• _PROBLEM DETAILS_
Pictures do not belong in the copy; restate the records below word for word.

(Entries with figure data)

- - -

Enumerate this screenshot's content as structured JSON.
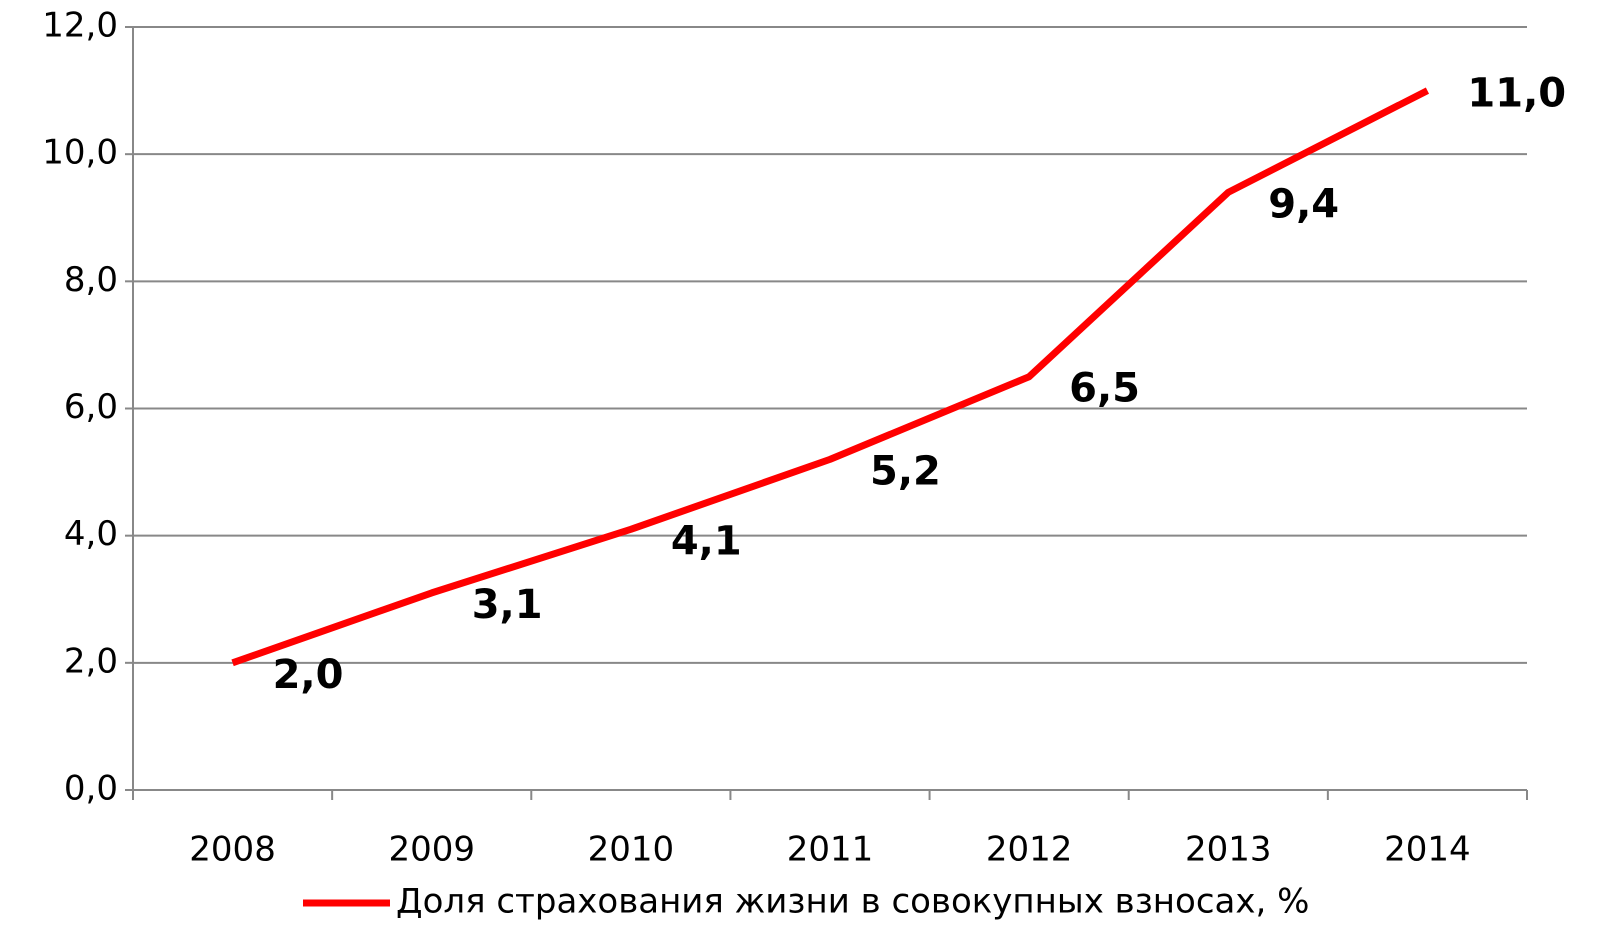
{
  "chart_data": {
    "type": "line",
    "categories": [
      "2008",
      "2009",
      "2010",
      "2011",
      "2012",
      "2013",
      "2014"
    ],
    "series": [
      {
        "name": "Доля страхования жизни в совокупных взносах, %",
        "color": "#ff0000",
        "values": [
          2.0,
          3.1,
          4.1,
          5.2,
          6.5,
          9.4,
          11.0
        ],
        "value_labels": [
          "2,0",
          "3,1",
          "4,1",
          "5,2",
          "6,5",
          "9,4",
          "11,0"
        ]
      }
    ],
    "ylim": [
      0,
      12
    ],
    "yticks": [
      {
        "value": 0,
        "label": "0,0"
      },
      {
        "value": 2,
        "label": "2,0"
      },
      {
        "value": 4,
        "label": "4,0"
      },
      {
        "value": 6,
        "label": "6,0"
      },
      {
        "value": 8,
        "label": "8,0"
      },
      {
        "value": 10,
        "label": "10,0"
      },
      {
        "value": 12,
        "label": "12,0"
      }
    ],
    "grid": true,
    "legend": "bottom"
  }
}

- - -

• _OUTPUT_
Enumerate this screenshot's content as structured JSON.
{
  "chart_data": {
    "type": "line",
    "categories": [
      "2008",
      "2009",
      "2010",
      "2011",
      "2012",
      "2013",
      "2014"
    ],
    "series": [
      {
        "name": "Доля страхования жизни в совокупных взносах, %",
        "color": "#ff0000",
        "values": [
          2.0,
          3.1,
          4.1,
          5.2,
          6.5,
          9.4,
          11.0
        ],
        "value_labels": [
          "2,0",
          "3,1",
          "4,1",
          "5,2",
          "6,5",
          "9,4",
          "11,0"
        ]
      }
    ],
    "ylim": [
      0,
      12
    ],
    "yticks": [
      {
        "value": 0,
        "label": "0,0"
      },
      {
        "value": 2,
        "label": "2,0"
      },
      {
        "value": 4,
        "label": "4,0"
      },
      {
        "value": 6,
        "label": "6,0"
      },
      {
        "value": 8,
        "label": "8,0"
      },
      {
        "value": 10,
        "label": "10,0"
      },
      {
        "value": 12,
        "label": "12,0"
      }
    ],
    "grid": true,
    "legend": "bottom"
  }
}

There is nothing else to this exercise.